**To be done:**
Repeat every entry word for word, but leave the images out of your copy.
==== Data lines ====
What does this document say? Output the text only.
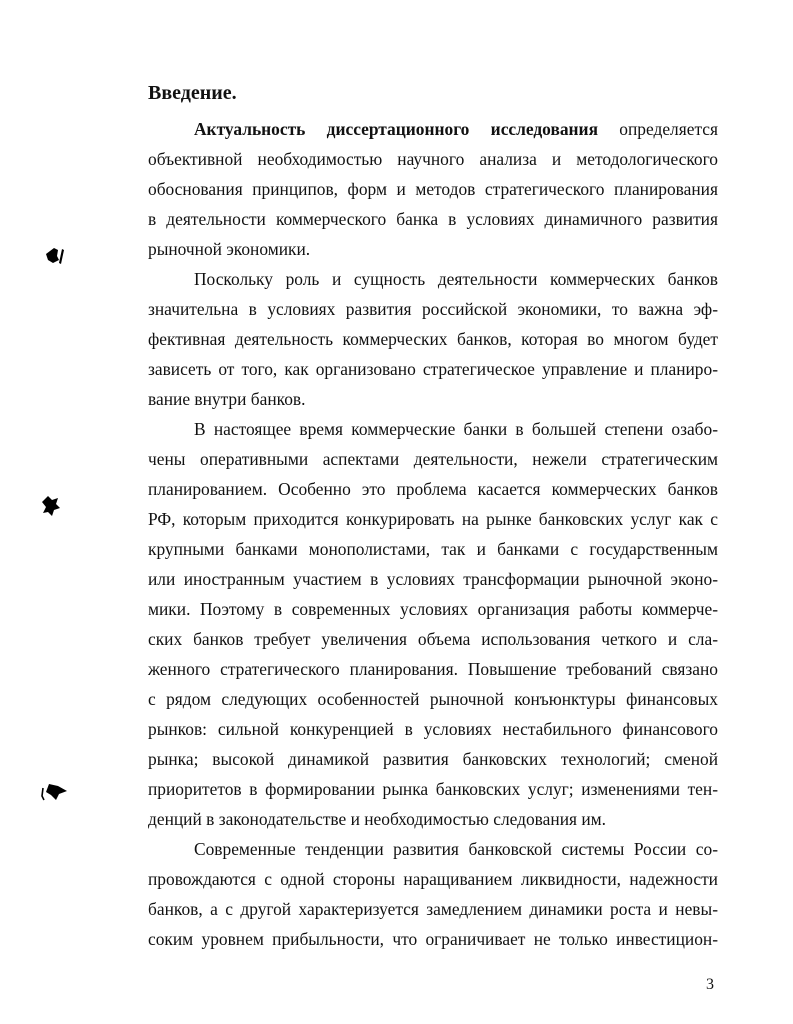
Введение.
Актуальность диссертационного исследования определяется
объективной необходимостью научного анализа и методологического
обоснования принципов, форм и методов стратегического планирования
в деятельности коммерческого банка в условиях динамичного развития
рыночной экономики.
Поскольку роль и сущность деятельности коммерческих банков
значительна в условиях развития российской экономики, то важна эф-
фективная деятельность коммерческих банков, которая во многом будет
зависеть от того, как организовано стратегическое управление и планиро-
вание внутри банков.
В настоящее время коммерческие банки в большей степени озабо-
чены оперативными аспектами деятельности, нежели стратегическим
планированием. Особенно это проблема касается коммерческих банков
РФ, которым приходится конкурировать на рынке банковских услуг как с
крупными банками монополистами, так и банками с государственным
или иностранным участием в условиях трансформации рыночной эконо-
мики. Поэтому в современных условиях организация работы коммерче-
ских банков требует увеличения объема использования четкого и сла-
женного стратегического планирования. Повышение требований связано
с рядом следующих особенностей рыночной конъюнктуры финансовых
рынков: сильной конкуренцией в условиях нестабильного финансового
рынка; высокой динамикой развития банковских технологий; сменой
приоритетов в формировании рынка банковских услуг; изменениями тен-
денций в законодательстве и необходимостью следования им.
Современные тенденции развития банковской системы России со-
провождаются с одной стороны наращиванием ликвидности, надежности
банков, а с другой характеризуется замедлением динамики роста и невы-
соким уровнем прибыльности, что ограничивает не только инвестицион-
3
====
**Exercise response:**
What does this document say? Output the text only.
Введение.
Актуальность диссертационного исследования определяется
объективной необходимостью научного анализа и методологического
обоснования принципов, форм и методов стратегического планирования
в деятельности коммерческого банка в условиях динамичного развития
рыночной экономики.
Поскольку роль и сущность деятельности коммерческих банков
значительна в условиях развития российской экономики, то важна эф-
фективная деятельность коммерческих банков, которая во многом будет
зависеть от того, как организовано стратегическое управление и планиро-
вание внутри банков.
В настоящее время коммерческие банки в большей степени озабо-
чены оперативными аспектами деятельности, нежели стратегическим
планированием. Особенно это проблема касается коммерческих банков
РФ, которым приходится конкурировать на рынке банковских услуг как с
крупными банками монополистами, так и банками с государственным
или иностранным участием в условиях трансформации рыночной эконо-
мики. Поэтому в современных условиях организация работы коммерче-
ских банков требует увеличения объема использования четкого и сла-
женного стратегического планирования. Повышение требований связано
с рядом следующих особенностей рыночной конъюнктуры финансовых
рынков: сильной конкуренцией в условиях нестабильного финансового
рынка; высокой динамикой развития банковских технологий; сменой
приоритетов в формировании рынка банковских услуг; изменениями тен-
денций в законодательстве и необходимостью следования им.
Современные тенденции развития банковской системы России со-
провождаются с одной стороны наращиванием ликвидности, надежности
банков, а с другой характеризуется замедлением динамики роста и невы-
соким уровнем прибыльности, что ограничивает не только инвестицион-
3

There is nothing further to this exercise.